Source records:

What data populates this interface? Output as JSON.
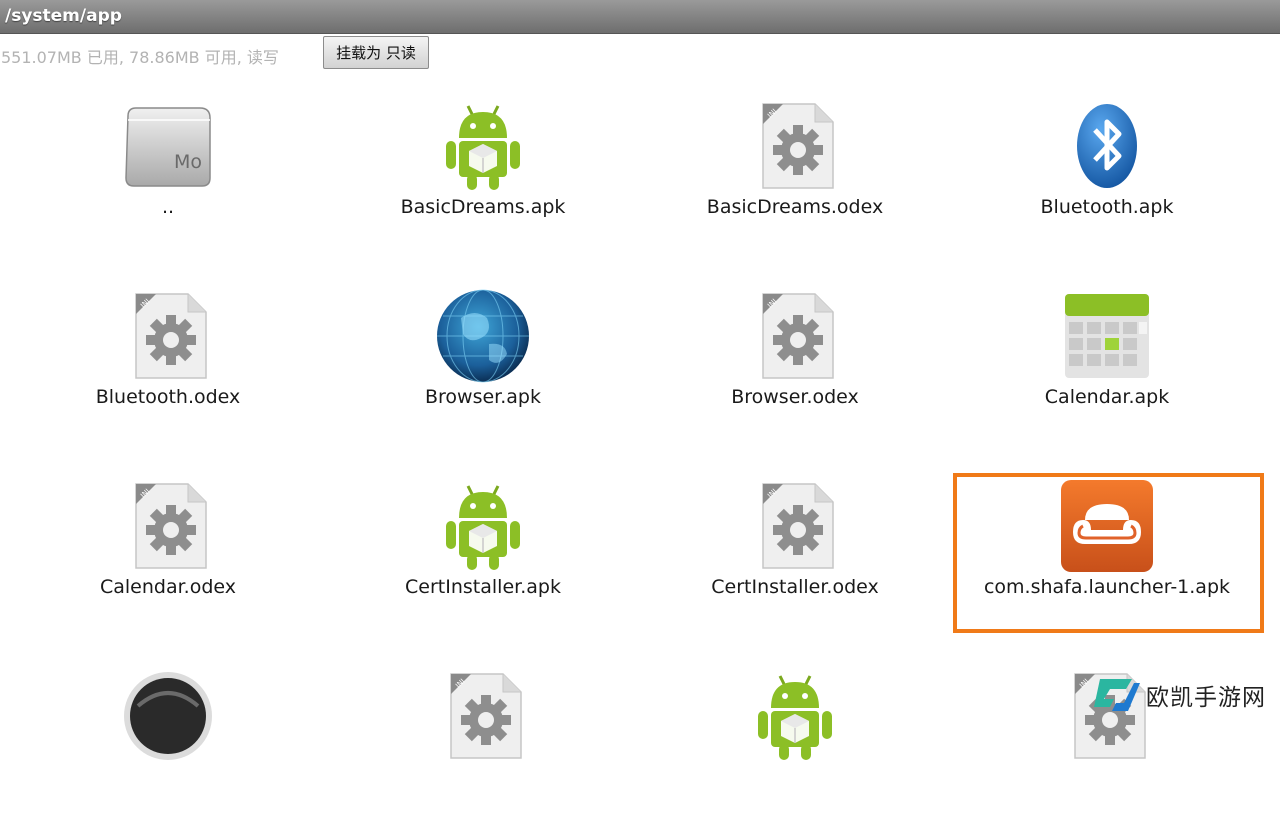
{
  "header": {
    "path": "/system/app"
  },
  "storage": {
    "summary": "551.07MB 已用, 78.86MB 可用, 读写",
    "mount_button": "挂载为 只读"
  },
  "files": [
    {
      "label": "..",
      "icon": "folder-up-icon"
    },
    {
      "label": "BasicDreams.apk",
      "icon": "android-apk-icon"
    },
    {
      "label": "BasicDreams.odex",
      "icon": "odex-file-icon"
    },
    {
      "label": "Bluetooth.apk",
      "icon": "bluetooth-icon"
    },
    {
      "label": "Bluetooth.odex",
      "icon": "odex-file-icon"
    },
    {
      "label": "Browser.apk",
      "icon": "globe-icon"
    },
    {
      "label": "Browser.odex",
      "icon": "odex-file-icon"
    },
    {
      "label": "Calendar.apk",
      "icon": "calendar-icon"
    },
    {
      "label": "Calendar.odex",
      "icon": "odex-file-icon"
    },
    {
      "label": "CertInstaller.apk",
      "icon": "android-apk-icon"
    },
    {
      "label": "CertInstaller.odex",
      "icon": "odex-file-icon"
    },
    {
      "label": "com.shafa.launcher-1.apk",
      "icon": "sofa-app-icon"
    },
    {
      "label": "",
      "icon": "circle-app-icon"
    },
    {
      "label": "",
      "icon": "odex-file-icon"
    },
    {
      "label": "",
      "icon": "android-apk-icon"
    },
    {
      "label": "",
      "icon": "odex-file-icon"
    }
  ],
  "selected_index": 11,
  "watermark": {
    "text": "欧凯手游网"
  },
  "colors": {
    "selection": "#f07a18",
    "android_green": "#8cbf26",
    "bluetooth_blue": "#1e6fc4"
  }
}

Goal of the exercise: Return the full material word for word. Do not include the pictures.

Output:
What data populates this interface? Output as JSON.
{
  "header": {
    "path": "/system/app"
  },
  "storage": {
    "summary": "551.07MB 已用, 78.86MB 可用, 读写",
    "mount_button": "挂载为 只读"
  },
  "files": [
    {
      "label": "..",
      "icon": "folder-up-icon"
    },
    {
      "label": "BasicDreams.apk",
      "icon": "android-apk-icon"
    },
    {
      "label": "BasicDreams.odex",
      "icon": "odex-file-icon"
    },
    {
      "label": "Bluetooth.apk",
      "icon": "bluetooth-icon"
    },
    {
      "label": "Bluetooth.odex",
      "icon": "odex-file-icon"
    },
    {
      "label": "Browser.apk",
      "icon": "globe-icon"
    },
    {
      "label": "Browser.odex",
      "icon": "odex-file-icon"
    },
    {
      "label": "Calendar.apk",
      "icon": "calendar-icon"
    },
    {
      "label": "Calendar.odex",
      "icon": "odex-file-icon"
    },
    {
      "label": "CertInstaller.apk",
      "icon": "android-apk-icon"
    },
    {
      "label": "CertInstaller.odex",
      "icon": "odex-file-icon"
    },
    {
      "label": "com.shafa.launcher-1.apk",
      "icon": "sofa-app-icon"
    },
    {
      "label": "",
      "icon": "circle-app-icon"
    },
    {
      "label": "",
      "icon": "odex-file-icon"
    },
    {
      "label": "",
      "icon": "android-apk-icon"
    },
    {
      "label": "",
      "icon": "odex-file-icon"
    }
  ],
  "selected_index": 11,
  "watermark": {
    "text": "欧凯手游网"
  },
  "colors": {
    "selection": "#f07a18",
    "android_green": "#8cbf26",
    "bluetooth_blue": "#1e6fc4"
  }
}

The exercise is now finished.